◆ SET PROBLEM ◆
Repeat each line exactly, leaving nothing out.

== RECORDS TO USE ==

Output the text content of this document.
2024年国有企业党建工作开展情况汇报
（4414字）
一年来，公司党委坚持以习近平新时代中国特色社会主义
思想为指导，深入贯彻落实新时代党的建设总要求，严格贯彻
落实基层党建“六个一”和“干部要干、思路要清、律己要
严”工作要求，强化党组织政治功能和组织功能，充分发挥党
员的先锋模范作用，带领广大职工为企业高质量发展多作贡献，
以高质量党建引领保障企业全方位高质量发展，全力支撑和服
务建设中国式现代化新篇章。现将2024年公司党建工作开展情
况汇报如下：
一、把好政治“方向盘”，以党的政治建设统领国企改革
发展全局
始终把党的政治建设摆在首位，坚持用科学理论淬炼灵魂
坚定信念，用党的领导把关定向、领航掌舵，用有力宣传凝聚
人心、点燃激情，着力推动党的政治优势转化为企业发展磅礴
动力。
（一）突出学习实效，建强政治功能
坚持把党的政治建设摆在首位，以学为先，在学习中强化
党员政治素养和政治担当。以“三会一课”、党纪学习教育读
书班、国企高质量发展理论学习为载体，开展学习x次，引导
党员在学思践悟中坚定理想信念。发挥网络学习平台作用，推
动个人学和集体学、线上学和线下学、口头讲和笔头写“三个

===

◆ SOLUTION BELOW ◆
Output the text content of this document.
2024年国有企业党建工作开展情况汇报
（4414字）
一年来，公司党委坚持以习近平新时代中国特色社会主义
思想为指导，深入贯彻落实新时代党的建设总要求，严格贯彻
落实基层党建“六个一”和“干部要干、思路要清、律己要
严”工作要求，强化党组织政治功能和组织功能，充分发挥党
员的先锋模范作用，带领广大职工为企业高质量发展多作贡献，
以高质量党建引领保障企业全方位高质量发展，全力支撑和服
务建设中国式现代化新篇章。现将2024年公司党建工作开展情
况汇报如下：
一、把好政治“方向盘”，以党的政治建设统领国企改革
发展全局
始终把党的政治建设摆在首位，坚持用科学理论淬炼灵魂
坚定信念，用党的领导把关定向、领航掌舵，用有力宣传凝聚
人心、点燃激情，着力推动党的政治优势转化为企业发展磅礴
动力。
（一）突出学习实效，建强政治功能
坚持把党的政治建设摆在首位，以学为先，在学习中强化
党员政治素养和政治担当。以“三会一课”、党纪学习教育读
书班、国企高质量发展理论学习为载体，开展学习x次，引导
党员在学思践悟中坚定理想信念。发挥网络学习平台作用，推
动个人学和集体学、线上学和线下学、口头讲和笔头写“三个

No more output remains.